◆ **What you are asked to do**: The records below should be written out again, exactly.

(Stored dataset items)
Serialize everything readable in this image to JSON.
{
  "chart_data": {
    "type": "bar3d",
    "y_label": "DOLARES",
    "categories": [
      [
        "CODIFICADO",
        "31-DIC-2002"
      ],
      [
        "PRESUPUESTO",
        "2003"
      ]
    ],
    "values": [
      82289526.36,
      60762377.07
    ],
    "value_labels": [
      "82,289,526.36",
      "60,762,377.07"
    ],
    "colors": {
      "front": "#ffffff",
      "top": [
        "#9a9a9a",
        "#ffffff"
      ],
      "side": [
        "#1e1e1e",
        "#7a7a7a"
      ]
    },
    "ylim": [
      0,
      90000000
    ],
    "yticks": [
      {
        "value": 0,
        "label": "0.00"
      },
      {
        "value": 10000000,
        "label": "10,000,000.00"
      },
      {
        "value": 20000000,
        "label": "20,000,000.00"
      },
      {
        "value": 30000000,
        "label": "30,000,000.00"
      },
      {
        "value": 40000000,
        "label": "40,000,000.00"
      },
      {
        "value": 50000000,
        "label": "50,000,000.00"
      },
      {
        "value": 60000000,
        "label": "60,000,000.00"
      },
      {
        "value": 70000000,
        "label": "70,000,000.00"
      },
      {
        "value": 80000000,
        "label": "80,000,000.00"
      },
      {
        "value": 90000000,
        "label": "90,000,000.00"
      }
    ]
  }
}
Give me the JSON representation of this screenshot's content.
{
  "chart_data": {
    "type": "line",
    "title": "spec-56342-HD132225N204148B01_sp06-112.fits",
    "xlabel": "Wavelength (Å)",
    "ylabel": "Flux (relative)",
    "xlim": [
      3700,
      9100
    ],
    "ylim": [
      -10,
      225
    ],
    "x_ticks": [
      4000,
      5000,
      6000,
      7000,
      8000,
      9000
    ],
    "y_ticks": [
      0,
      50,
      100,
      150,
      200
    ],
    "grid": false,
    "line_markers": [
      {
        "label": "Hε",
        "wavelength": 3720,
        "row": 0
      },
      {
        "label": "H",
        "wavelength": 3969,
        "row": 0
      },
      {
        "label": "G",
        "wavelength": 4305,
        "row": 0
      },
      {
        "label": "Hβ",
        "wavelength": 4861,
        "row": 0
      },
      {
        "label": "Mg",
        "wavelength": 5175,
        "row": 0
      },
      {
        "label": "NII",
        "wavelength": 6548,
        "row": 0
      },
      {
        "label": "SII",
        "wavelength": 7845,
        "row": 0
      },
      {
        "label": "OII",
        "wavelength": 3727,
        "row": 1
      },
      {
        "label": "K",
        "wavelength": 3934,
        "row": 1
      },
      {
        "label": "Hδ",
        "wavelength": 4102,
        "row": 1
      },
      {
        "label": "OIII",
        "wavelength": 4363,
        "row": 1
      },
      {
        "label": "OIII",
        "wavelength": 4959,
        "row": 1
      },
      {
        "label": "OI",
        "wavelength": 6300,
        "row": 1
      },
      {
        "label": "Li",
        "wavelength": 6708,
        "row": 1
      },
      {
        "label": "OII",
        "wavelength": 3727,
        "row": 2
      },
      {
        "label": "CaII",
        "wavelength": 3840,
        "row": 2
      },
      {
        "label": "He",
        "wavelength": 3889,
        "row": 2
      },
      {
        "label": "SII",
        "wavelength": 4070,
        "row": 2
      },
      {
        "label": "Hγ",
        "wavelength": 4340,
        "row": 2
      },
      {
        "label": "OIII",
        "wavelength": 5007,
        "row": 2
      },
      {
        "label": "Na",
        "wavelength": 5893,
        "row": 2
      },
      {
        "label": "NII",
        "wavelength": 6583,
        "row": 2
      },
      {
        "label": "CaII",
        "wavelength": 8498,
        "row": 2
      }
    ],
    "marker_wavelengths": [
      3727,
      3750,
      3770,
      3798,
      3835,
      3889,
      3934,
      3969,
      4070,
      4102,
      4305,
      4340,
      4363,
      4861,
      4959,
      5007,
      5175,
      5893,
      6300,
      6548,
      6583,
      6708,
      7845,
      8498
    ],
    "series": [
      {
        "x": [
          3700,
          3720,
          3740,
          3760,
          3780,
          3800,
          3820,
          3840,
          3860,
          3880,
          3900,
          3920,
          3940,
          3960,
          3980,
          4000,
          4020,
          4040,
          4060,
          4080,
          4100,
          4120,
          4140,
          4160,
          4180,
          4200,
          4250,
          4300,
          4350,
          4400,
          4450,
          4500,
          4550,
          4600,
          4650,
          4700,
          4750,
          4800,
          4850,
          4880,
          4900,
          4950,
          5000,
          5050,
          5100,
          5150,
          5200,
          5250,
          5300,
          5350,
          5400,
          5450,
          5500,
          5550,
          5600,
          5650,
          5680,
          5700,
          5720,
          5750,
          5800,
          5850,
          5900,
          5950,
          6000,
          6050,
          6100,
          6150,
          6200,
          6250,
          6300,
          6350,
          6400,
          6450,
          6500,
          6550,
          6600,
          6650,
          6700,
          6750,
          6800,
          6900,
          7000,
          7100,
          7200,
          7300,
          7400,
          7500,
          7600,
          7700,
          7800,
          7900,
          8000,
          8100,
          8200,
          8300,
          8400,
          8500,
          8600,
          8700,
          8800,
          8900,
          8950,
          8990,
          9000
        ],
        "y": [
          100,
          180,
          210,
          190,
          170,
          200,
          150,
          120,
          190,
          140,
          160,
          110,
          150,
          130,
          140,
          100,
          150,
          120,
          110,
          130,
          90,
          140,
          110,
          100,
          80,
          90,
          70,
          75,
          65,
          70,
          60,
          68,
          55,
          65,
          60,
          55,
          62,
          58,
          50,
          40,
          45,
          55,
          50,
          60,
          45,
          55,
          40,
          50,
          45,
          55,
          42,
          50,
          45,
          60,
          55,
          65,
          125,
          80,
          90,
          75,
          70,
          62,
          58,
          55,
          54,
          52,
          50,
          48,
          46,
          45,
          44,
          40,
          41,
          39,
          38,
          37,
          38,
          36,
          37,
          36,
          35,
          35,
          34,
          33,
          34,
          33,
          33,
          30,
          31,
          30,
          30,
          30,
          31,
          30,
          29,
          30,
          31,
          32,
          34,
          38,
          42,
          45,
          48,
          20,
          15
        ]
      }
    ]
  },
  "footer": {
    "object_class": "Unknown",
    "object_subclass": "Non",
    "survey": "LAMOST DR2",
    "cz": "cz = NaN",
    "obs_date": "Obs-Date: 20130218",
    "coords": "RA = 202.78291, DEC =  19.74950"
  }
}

◆ **Response**:
Serialize everything readable in this image to JSON.
{
  "chart_data": {
    "type": "bar3d",
    "y_label": "DOLARES",
    "categories": [
      [
        "CODIFICADO",
        "31-DIC-2002"
      ],
      [
        "PRESUPUESTO",
        "2003"
      ]
    ],
    "values": [
      82289526.36,
      60762377.07
    ],
    "value_labels": [
      "82,289,526.36",
      "60,762,377.07"
    ],
    "colors": {
      "front": "#ffffff",
      "top": [
        "#9a9a9a",
        "#ffffff"
      ],
      "side": [
        "#1e1e1e",
        "#7a7a7a"
      ]
    },
    "ylim": [
      0,
      90000000
    ],
    "yticks": [
      {
        "value": 0,
        "label": "0.00"
      },
      {
        "value": 10000000,
        "label": "10,000,000.00"
      },
      {
        "value": 20000000,
        "label": "20,000,000.00"
      },
      {
        "value": 30000000,
        "label": "30,000,000.00"
      },
      {
        "value": 40000000,
        "label": "40,000,000.00"
      },
      {
        "value": 50000000,
        "label": "50,000,000.00"
      },
      {
        "value": 60000000,
        "label": "60,000,000.00"
      },
      {
        "value": 70000000,
        "label": "70,000,000.00"
      },
      {
        "value": 80000000,
        "label": "80,000,000.00"
      },
      {
        "value": 90000000,
        "label": "90,000,000.00"
      }
    ]
  }
}
Give me the JSON representation of this screenshot's content.
{
  "chart_data": {
    "type": "line",
    "title": "spec-56342-HD132225N204148B01_sp06-112.fits",
    "xlabel": "Wavelength (Å)",
    "ylabel": "Flux (relative)",
    "xlim": [
      3700,
      9100
    ],
    "ylim": [
      -10,
      225
    ],
    "x_ticks": [
      4000,
      5000,
      6000,
      7000,
      8000,
      9000
    ],
    "y_ticks": [
      0,
      50,
      100,
      150,
      200
    ],
    "grid": false,
    "line_markers": [
      {
        "label": "Hε",
        "wavelength": 3720,
        "row": 0
      },
      {
        "label": "H",
        "wavelength": 3969,
        "row": 0
      },
      {
        "label": "G",
        "wavelength": 4305,
        "row": 0
      },
      {
        "label": "Hβ",
        "wavelength": 4861,
        "row": 0
      },
      {
        "label": "Mg",
        "wavelength": 5175,
        "row": 0
      },
      {
        "label": "NII",
        "wavelength": 6548,
        "row": 0
      },
      {
        "label": "SII",
        "wavelength": 7845,
        "row": 0
      },
      {
        "label": "OII",
        "wavelength": 3727,
        "row": 1
      },
      {
        "label": "K",
        "wavelength": 3934,
        "row": 1
      },
      {
        "label": "Hδ",
        "wavelength": 4102,
        "row": 1
      },
      {
        "label": "OIII",
        "wavelength": 4363,
        "row": 1
      },
      {
        "label": "OIII",
        "wavelength": 4959,
        "row": 1
      },
      {
        "label": "OI",
        "wavelength": 6300,
        "row": 1
      },
      {
        "label": "Li",
        "wavelength": 6708,
        "row": 1
      },
      {
        "label": "OII",
        "wavelength": 3727,
        "row": 2
      },
      {
        "label": "CaII",
        "wavelength": 3840,
        "row": 2
      },
      {
        "label": "He",
        "wavelength": 3889,
        "row": 2
      },
      {
        "label": "SII",
        "wavelength": 4070,
        "row": 2
      },
      {
        "label": "Hγ",
        "wavelength": 4340,
        "row": 2
      },
      {
        "label": "OIII",
        "wavelength": 5007,
        "row": 2
      },
      {
        "label": "Na",
        "wavelength": 5893,
        "row": 2
      },
      {
        "label": "NII",
        "wavelength": 6583,
        "row": 2
      },
      {
        "label": "CaII",
        "wavelength": 8498,
        "row": 2
      }
    ],
    "marker_wavelengths": [
      3727,
      3750,
      3770,
      3798,
      3835,
      3889,
      3934,
      3969,
      4070,
      4102,
      4305,
      4340,
      4363,
      4861,
      4959,
      5007,
      5175,
      5893,
      6300,
      6548,
      6583,
      6708,
      7845,
      8498
    ],
    "series": [
      {
        "x": [
          3700,
          3720,
          3740,
          3760,
          3780,
          3800,
          3820,
          3840,
          3860,
          3880,
          3900,
          3920,
          3940,
          3960,
          3980,
          4000,
          4020,
          4040,
          4060,
          4080,
          4100,
          4120,
          4140,
          4160,
          4180,
          4200,
          4250,
          4300,
          4350,
          4400,
          4450,
          4500,
          4550,
          4600,
          4650,
          4700,
          4750,
          4800,
          4850,
          4880,
          4900,
          4950,
          5000,
          5050,
          5100,
          5150,
          5200,
          5250,
          5300,
          5350,
          5400,
          5450,
          5500,
          5550,
          5600,
          5650,
          5680,
          5700,
          5720,
          5750,
          5800,
          5850,
          5900,
          5950,
          6000,
          6050,
          6100,
          6150,
          6200,
          6250,
          6300,
          6350,
          6400,
          6450,
          6500,
          6550,
          6600,
          6650,
          6700,
          6750,
          6800,
          6900,
          7000,
          7100,
          7200,
          7300,
          7400,
          7500,
          7600,
          7700,
          7800,
          7900,
          8000,
          8100,
          8200,
          8300,
          8400,
          8500,
          8600,
          8700,
          8800,
          8900,
          8950,
          8990,
          9000
        ],
        "y": [
          100,
          180,
          210,
          190,
          170,
          200,
          150,
          120,
          190,
          140,
          160,
          110,
          150,
          130,
          140,
          100,
          150,
          120,
          110,
          130,
          90,
          140,
          110,
          100,
          80,
          90,
          70,
          75,
          65,
          70,
          60,
          68,
          55,
          65,
          60,
          55,
          62,
          58,
          50,
          40,
          45,
          55,
          50,
          60,
          45,
          55,
          40,
          50,
          45,
          55,
          42,
          50,
          45,
          60,
          55,
          65,
          125,
          80,
          90,
          75,
          70,
          62,
          58,
          55,
          54,
          52,
          50,
          48,
          46,
          45,
          44,
          40,
          41,
          39,
          38,
          37,
          38,
          36,
          37,
          36,
          35,
          35,
          34,
          33,
          34,
          33,
          33,
          30,
          31,
          30,
          30,
          30,
          31,
          30,
          29,
          30,
          31,
          32,
          34,
          38,
          42,
          45,
          48,
          20,
          15
        ]
      }
    ]
  },
  "footer": {
    "object_class": "Unknown",
    "object_subclass": "Non",
    "survey": "LAMOST DR2",
    "cz": "cz = NaN",
    "obs_date": "Obs-Date: 20130218",
    "coords": "RA = 202.78291, DEC =  19.74950"
  }
}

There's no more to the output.